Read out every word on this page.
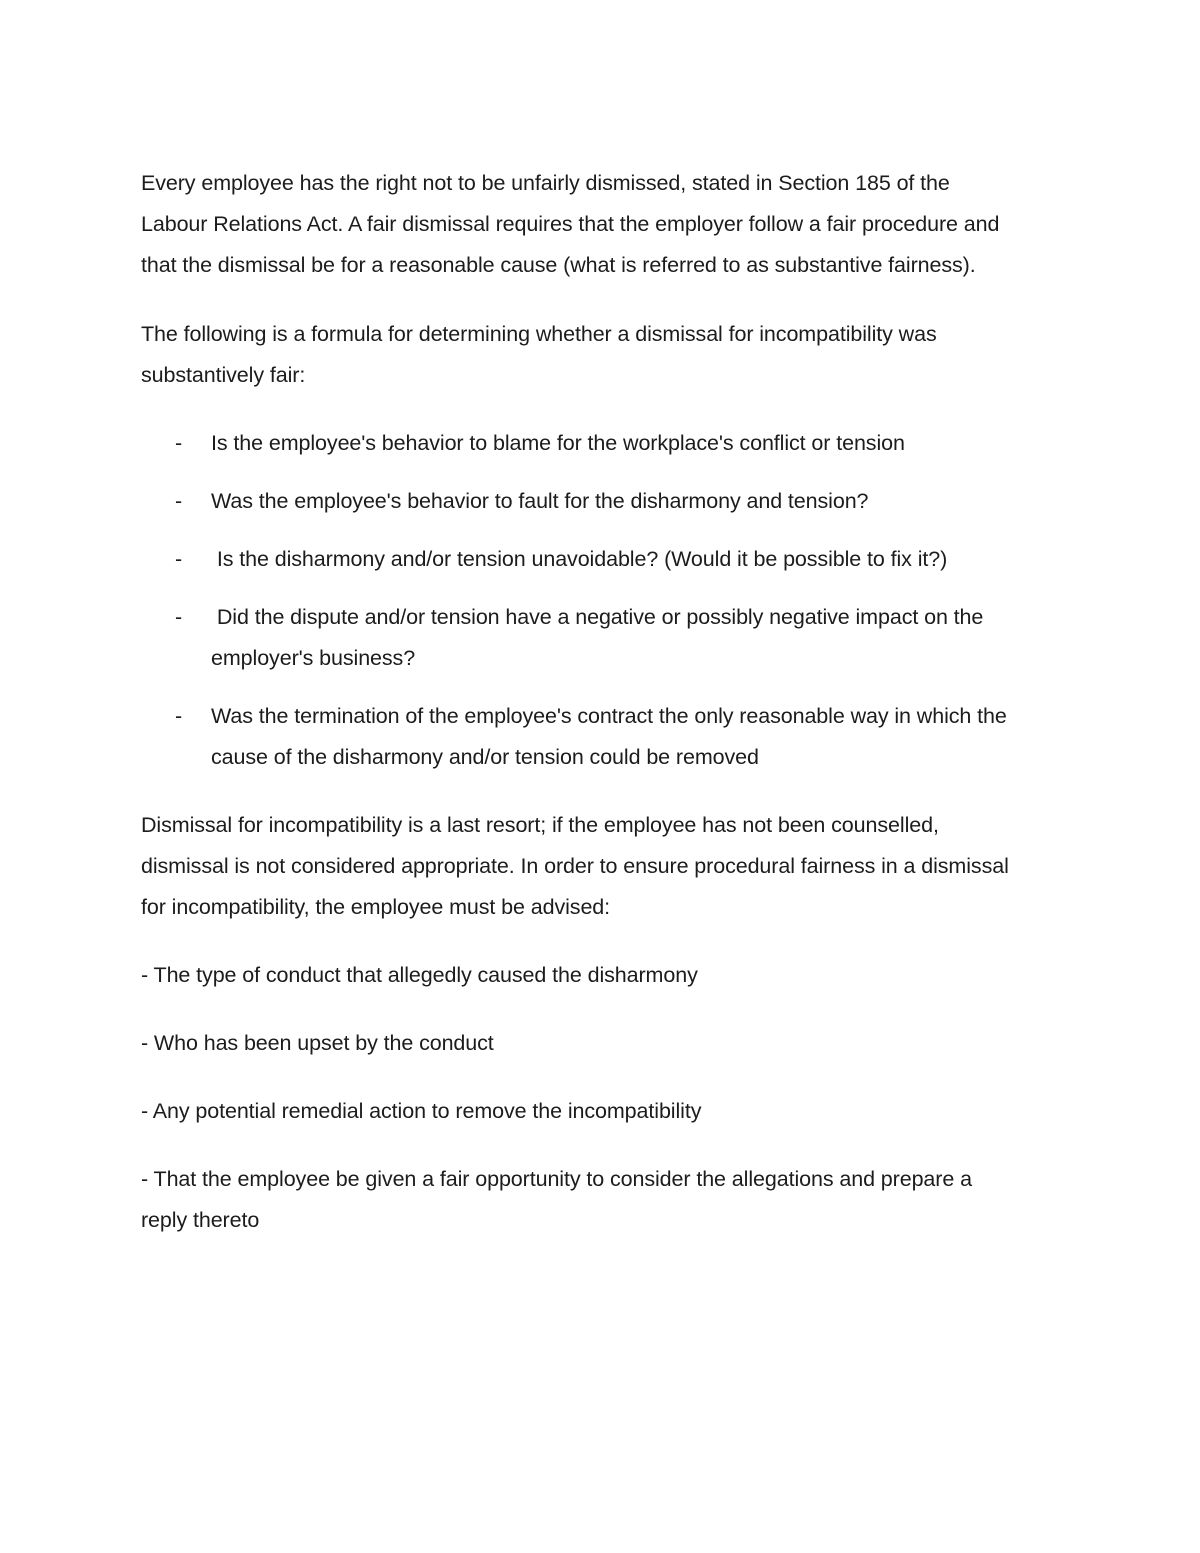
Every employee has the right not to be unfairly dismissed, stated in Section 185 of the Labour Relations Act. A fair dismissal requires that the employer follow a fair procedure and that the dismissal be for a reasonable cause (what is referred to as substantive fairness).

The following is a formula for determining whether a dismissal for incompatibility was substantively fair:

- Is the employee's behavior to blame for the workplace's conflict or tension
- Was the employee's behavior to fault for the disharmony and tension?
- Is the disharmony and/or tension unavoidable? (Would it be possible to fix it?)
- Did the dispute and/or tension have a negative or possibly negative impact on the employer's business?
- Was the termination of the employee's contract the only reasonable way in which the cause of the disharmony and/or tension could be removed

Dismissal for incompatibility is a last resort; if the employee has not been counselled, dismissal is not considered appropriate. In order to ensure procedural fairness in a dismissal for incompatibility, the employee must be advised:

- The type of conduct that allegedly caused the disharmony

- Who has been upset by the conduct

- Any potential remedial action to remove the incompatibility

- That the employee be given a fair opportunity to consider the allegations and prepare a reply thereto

THE TASK - Repeat every record above exactly, but leave out any pictures.

COMPLETE RESPONSE -
Read out every word on this page.
Every employee has the right not to be unfairly dismissed, stated in Section 185 of the Labour Relations Act. A fair dismissal requires that the employer follow a fair procedure and that the dismissal be for a reasonable cause (what is referred to as substantive fairness).

The following is a formula for determining whether a dismissal for incompatibility was substantively fair:

- Is the employee's behavior to blame for the workplace's conflict or tension
- Was the employee's behavior to fault for the disharmony and tension?
- Is the disharmony and/or tension unavoidable? (Would it be possible to fix it?)
- Did the dispute and/or tension have a negative or possibly negative impact on the employer's business?
- Was the termination of the employee's contract the only reasonable way in which the cause of the disharmony and/or tension could be removed

Dismissal for incompatibility is a last resort; if the employee has not been counselled, dismissal is not considered appropriate. In order to ensure procedural fairness in a dismissal for incompatibility, the employee must be advised:

- The type of conduct that allegedly caused the disharmony

- Who has been upset by the conduct

- Any potential remedial action to remove the incompatibility

- That the employee be given a fair opportunity to consider the allegations and prepare a reply thereto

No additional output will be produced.